[start of Data for the task]

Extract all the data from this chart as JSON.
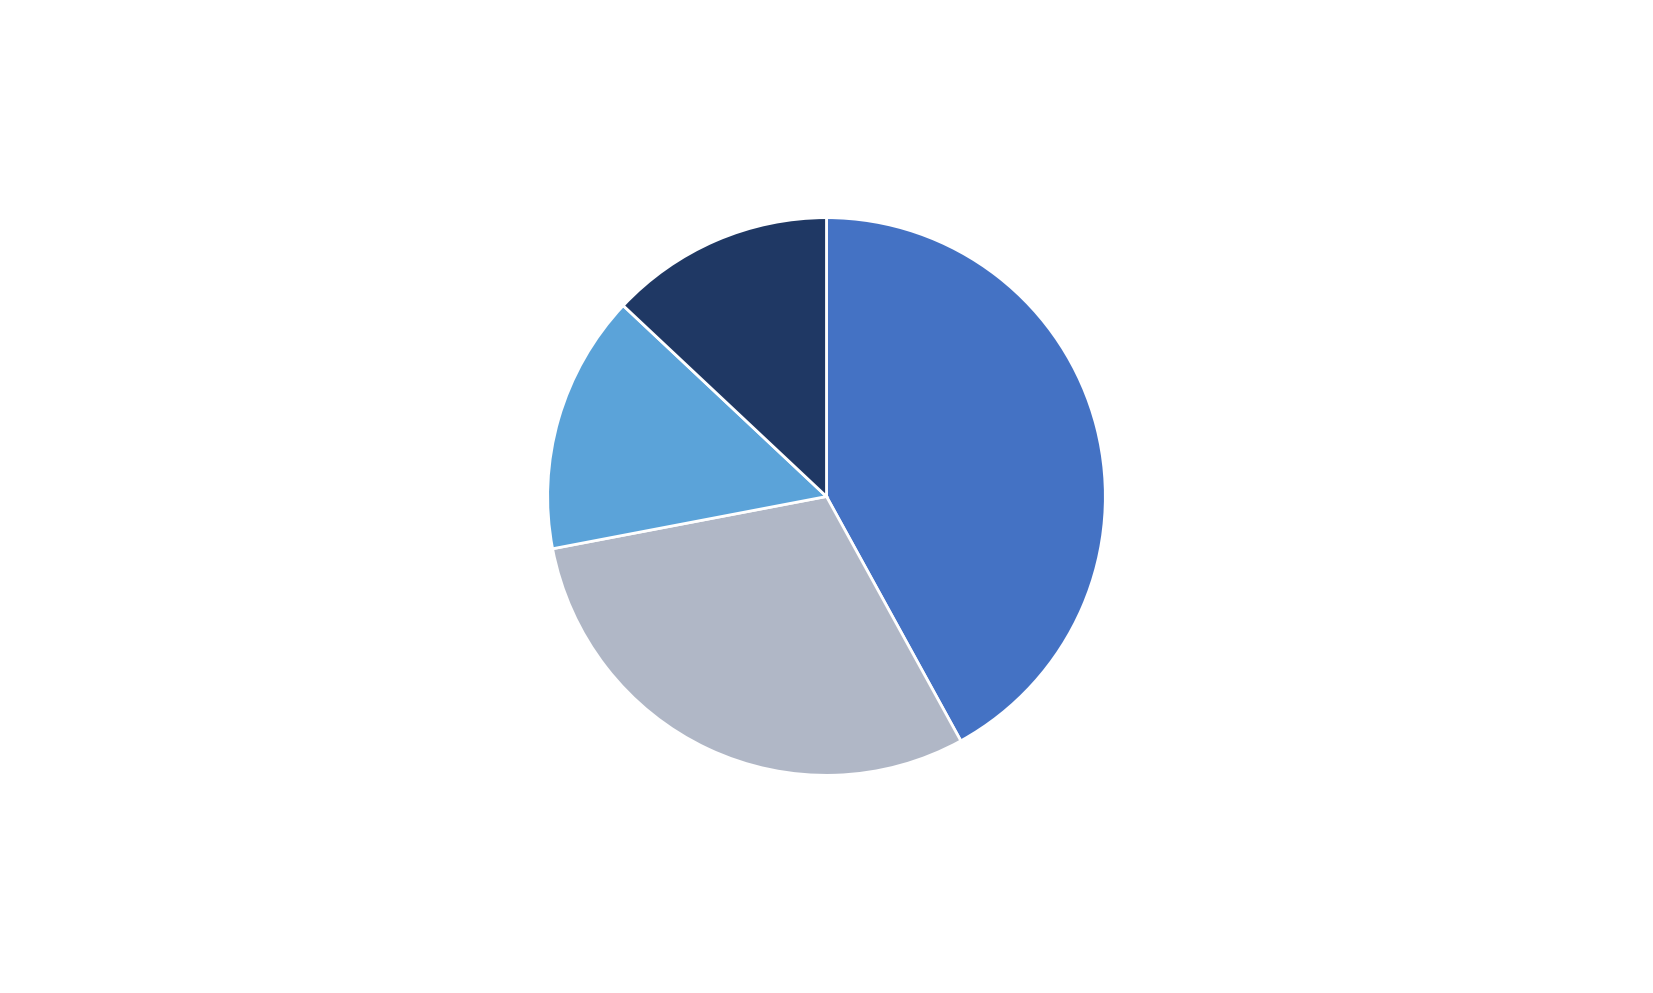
{
  "slices": [
    0.42,
    0.3,
    0.15,
    0.13
  ],
  "colors": [
    "#4472C4",
    "#B0B7C6",
    "#5BA3D9",
    "#1F3864"
  ],
  "startangle": 90,
  "background_color": "#ffffff",
  "figsize": [
    16.53,
    9.93
  ],
  "dpi": 100
}
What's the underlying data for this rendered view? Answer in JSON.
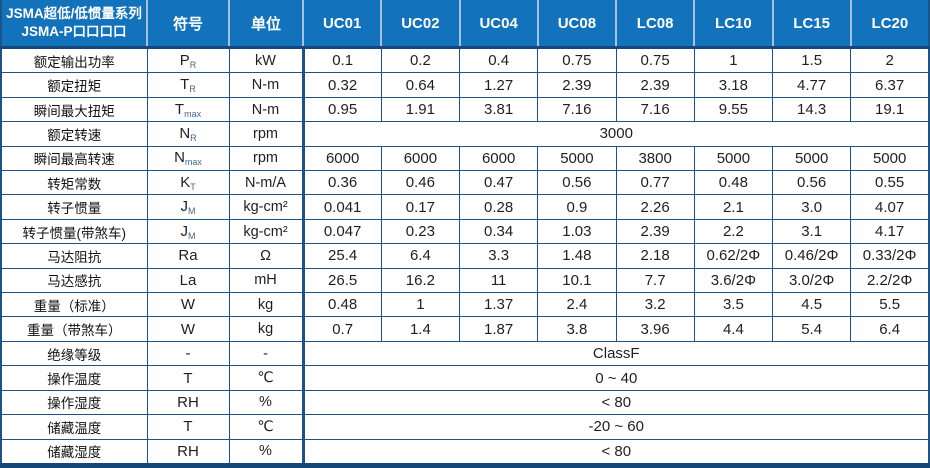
{
  "table": {
    "title_line1": "JSMA超低/低惯量系列",
    "title_line2": "JSMA-P口口口口",
    "columns": {
      "symbol": "符号",
      "unit": "单位"
    },
    "models": [
      "UC01",
      "UC02",
      "UC04",
      "UC08",
      "LC08",
      "LC10",
      "LC15",
      "LC20"
    ],
    "rows": [
      {
        "label": "额定输出功率",
        "symbol": {
          "base": "P",
          "sub": "R"
        },
        "unit": "kW",
        "values": [
          "0.1",
          "0.2",
          "0.4",
          "0.75",
          "0.75",
          "1",
          "1.5",
          "2"
        ]
      },
      {
        "label": "额定扭矩",
        "symbol": {
          "base": "T",
          "sub": "R"
        },
        "unit": "N-m",
        "values": [
          "0.32",
          "0.64",
          "1.27",
          "2.39",
          "2.39",
          "3.18",
          "4.77",
          "6.37"
        ]
      },
      {
        "label": "瞬间最大扭矩",
        "symbol": {
          "base": "T",
          "sub": "max"
        },
        "unit": "N-m",
        "values": [
          "0.95",
          "1.91",
          "3.81",
          "7.16",
          "7.16",
          "9.55",
          "14.3",
          "19.1"
        ]
      },
      {
        "label": "额定转速",
        "symbol": {
          "base": "N",
          "sub": "R"
        },
        "unit": "rpm",
        "merged": "3000"
      },
      {
        "label": "瞬间最高转速",
        "symbol": {
          "base": "N",
          "sub": "max"
        },
        "unit": "rpm",
        "values": [
          "6000",
          "6000",
          "6000",
          "5000",
          "3800",
          "5000",
          "5000",
          "5000"
        ]
      },
      {
        "label": "转矩常数",
        "symbol": {
          "base": "K",
          "sub": "T"
        },
        "unit": "N-m/A",
        "values": [
          "0.36",
          "0.46",
          "0.47",
          "0.56",
          "0.77",
          "0.48",
          "0.56",
          "0.55"
        ]
      },
      {
        "label": "转子惯量",
        "symbol": {
          "base": "J",
          "sub": "M"
        },
        "unit": "kg-cm²",
        "values": [
          "0.041",
          "0.17",
          "0.28",
          "0.9",
          "2.26",
          "2.1",
          "3.0",
          "4.07"
        ]
      },
      {
        "label": "转子惯量(带煞车)",
        "symbol": {
          "base": "J",
          "sub": "M"
        },
        "unit": "kg-cm²",
        "values": [
          "0.047",
          "0.23",
          "0.34",
          "1.03",
          "2.39",
          "2.2",
          "3.1",
          "4.17"
        ]
      },
      {
        "label": "马达阻抗",
        "symbol": {
          "base": "Ra",
          "sub": ""
        },
        "unit": "Ω",
        "values": [
          "25.4",
          "6.4",
          "3.3",
          "1.48",
          "2.18",
          "0.62/2Φ",
          "0.46/2Φ",
          "0.33/2Φ"
        ]
      },
      {
        "label": "马达感抗",
        "symbol": {
          "base": "La",
          "sub": ""
        },
        "unit": "mH",
        "values": [
          "26.5",
          "16.2",
          "11",
          "10.1",
          "7.7",
          "3.6/2Φ",
          "3.0/2Φ",
          "2.2/2Φ"
        ]
      },
      {
        "label": "重量（标准）",
        "symbol": {
          "base": "W",
          "sub": ""
        },
        "unit": "kg",
        "values": [
          "0.48",
          "1",
          "1.37",
          "2.4",
          "3.2",
          "3.5",
          "4.5",
          "5.5"
        ]
      },
      {
        "label": "重量（带煞车）",
        "symbol": {
          "base": "W",
          "sub": ""
        },
        "unit": "kg",
        "values": [
          "0.7",
          "1.4",
          "1.87",
          "3.8",
          "3.96",
          "4.4",
          "5.4",
          "6.4"
        ]
      },
      {
        "label": "绝缘等级",
        "symbol": {
          "base": "-",
          "sub": ""
        },
        "unit": "-",
        "merged": "ClassF"
      },
      {
        "label": "操作温度",
        "symbol": {
          "base": "T",
          "sub": ""
        },
        "unit": "℃",
        "merged": "0 ~ 40"
      },
      {
        "label": "操作湿度",
        "symbol": {
          "base": "RH",
          "sub": ""
        },
        "unit": "%",
        "merged": "< 80"
      },
      {
        "label": "储藏温度",
        "symbol": {
          "base": "T",
          "sub": ""
        },
        "unit": "℃",
        "merged": "-20 ~ 60"
      },
      {
        "label": "储藏湿度",
        "symbol": {
          "base": "RH",
          "sub": ""
        },
        "unit": "%",
        "merged": "< 80"
      }
    ]
  },
  "colors": {
    "header_bg": "#1272bc",
    "header_divider": "#a9c0dc",
    "grid": "#1c5488",
    "outer_border": "#16477a",
    "body_text": "#1f1f1f"
  }
}
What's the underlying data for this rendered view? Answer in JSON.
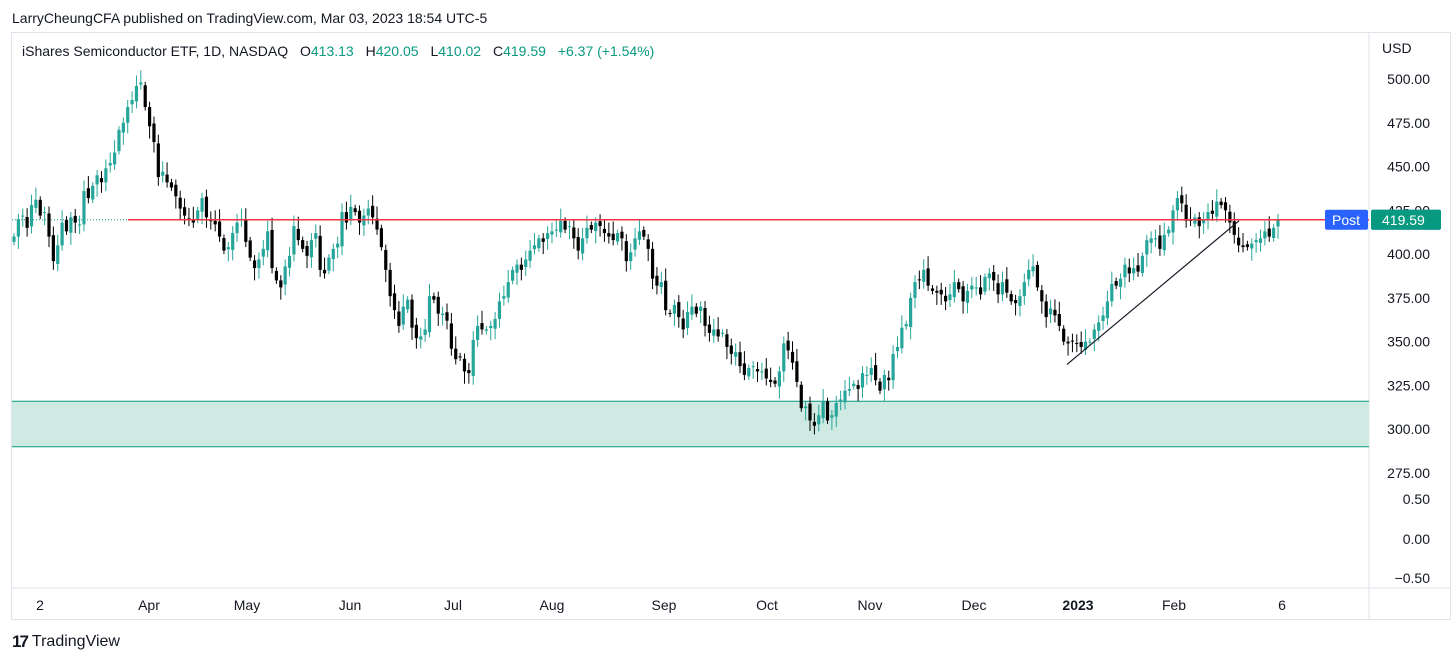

[end of Data for the task]

→ Exercise task
In your copy, leave out the pictures and reproduce the material above exactly.

→ Full response
Extract all the data from this chart as JSON.
{
  "slices": [
    0.42,
    0.3,
    0.15,
    0.13
  ],
  "colors": [
    "#4472C4",
    "#B0B7C6",
    "#5BA3D9",
    "#1F3864"
  ],
  "startangle": 90,
  "background_color": "#ffffff",
  "figsize": [
    16.53,
    9.93
  ],
  "dpi": 100
}
What's the underlying data for this rendered view? Answer in JSON.
{
  "table": {
    "title_line1": "JSMA超低/低惯量系列",
    "title_line2": "JSMA-P口口口口",
    "columns": {
      "symbol": "符号",
      "unit": "单位"
    },
    "models": [
      "UC01",
      "UC02",
      "UC04",
      "UC08",
      "LC08",
      "LC10",
      "LC15",
      "LC20"
    ],
    "rows": [
      {
        "label": "额定输出功率",
        "symbol": {
          "base": "P",
          "sub": "R"
        },
        "unit": "kW",
        "values": [
          "0.1",
          "0.2",
          "0.4",
          "0.75",
          "0.75",
          "1",
          "1.5",
          "2"
        ]
      },
      {
        "label": "额定扭矩",
        "symbol": {
          "base": "T",
          "sub": "R"
        },
        "unit": "N-m",
        "values": [
          "0.32",
          "0.64",
          "1.27",
          "2.39",
          "2.39",
          "3.18",
          "4.77",
          "6.37"
        ]
      },
      {
        "label": "瞬间最大扭矩",
        "symbol": {
          "base": "T",
          "sub": "max"
        },
        "unit": "N-m",
        "values": [
          "0.95",
          "1.91",
          "3.81",
          "7.16",
          "7.16",
          "9.55",
          "14.3",
          "19.1"
        ]
      },
      {
        "label": "额定转速",
        "symbol": {
          "base": "N",
          "sub": "R"
        },
        "unit": "rpm",
        "merged": "3000"
      },
      {
        "label": "瞬间最高转速",
        "symbol": {
          "base": "N",
          "sub": "max"
        },
        "unit": "rpm",
        "values": [
          "6000",
          "6000",
          "6000",
          "5000",
          "3800",
          "5000",
          "5000",
          "5000"
        ]
      },
      {
        "label": "转矩常数",
        "symbol": {
          "base": "K",
          "sub": "T"
        },
        "unit": "N-m/A",
        "values": [
          "0.36",
          "0.46",
          "0.47",
          "0.56",
          "0.77",
          "0.48",
          "0.56",
          "0.55"
        ]
      },
      {
        "label": "转子惯量",
        "symbol": {
          "base": "J",
          "sub": "M"
        },
        "unit": "kg-cm²",
        "values": [
          "0.041",
          "0.17",
          "0.28",
          "0.9",
          "2.26",
          "2.1",
          "3.0",
          "4.07"
        ]
      },
      {
        "label": "转子惯量(带煞车)",
        "symbol": {
          "base": "J",
          "sub": "M"
        },
        "unit": "kg-cm²",
        "values": [
          "0.047",
          "0.23",
          "0.34",
          "1.03",
          "2.39",
          "2.2",
          "3.1",
          "4.17"
        ]
      },
      {
        "label": "马达阻抗",
        "symbol": {
          "base": "Ra",
          "sub": ""
        },
        "unit": "Ω",
        "values": [
          "25.4",
          "6.4",
          "3.3",
          "1.48",
          "2.18",
          "0.62/2Φ",
          "0.46/2Φ",
          "0.33/2Φ"
        ]
      },
      {
        "label": "马达感抗",
        "symbol": {
          "base": "La",
          "sub": ""
        },
        "unit": "mH",
        "values": [
          "26.5",
          "16.2",
          "11",
          "10.1",
          "7.7",
          "3.6/2Φ",
          "3.0/2Φ",
          "2.2/2Φ"
        ]
      },
      {
        "label": "重量（标准）",
        "symbol": {
          "base": "W",
          "sub": ""
        },
        "unit": "kg",
        "values": [
          "0.48",
          "1",
          "1.37",
          "2.4",
          "3.2",
          "3.5",
          "4.5",
          "5.5"
        ]
      },
      {
        "label": "重量（带煞车）",
        "symbol": {
          "base": "W",
          "sub": ""
        },
        "unit": "kg",
        "values": [
          "0.7",
          "1.4",
          "1.87",
          "3.8",
          "3.96",
          "4.4",
          "5.4",
          "6.4"
        ]
      },
      {
        "label": "绝缘等级",
        "symbol": {
          "base": "-",
          "sub": ""
        },
        "unit": "-",
        "merged": "ClassF"
      },
      {
        "label": "操作温度",
        "symbol": {
          "base": "T",
          "sub": ""
        },
        "unit": "℃",
        "merged": "0 ~ 40"
      },
      {
        "label": "操作湿度",
        "symbol": {
          "base": "RH",
          "sub": ""
        },
        "unit": "%",
        "merged": "< 80"
      },
      {
        "label": "储藏温度",
        "symbol": {
          "base": "T",
          "sub": ""
        },
        "unit": "℃",
        "merged": "-20 ~ 60"
      },
      {
        "label": "储藏湿度",
        "symbol": {
          "base": "RH",
          "sub": ""
        },
        "unit": "%",
        "merged": "< 80"
      }
    ]
  },
  "colors": {
    "header_bg": "#1272bc",
    "header_divider": "#a9c0dc",
    "grid": "#1c5488",
    "outer_border": "#16477a",
    "body_text": "#1f1f1f"
  }
}
What's the underlying data for this rendered view? Answer in JSON.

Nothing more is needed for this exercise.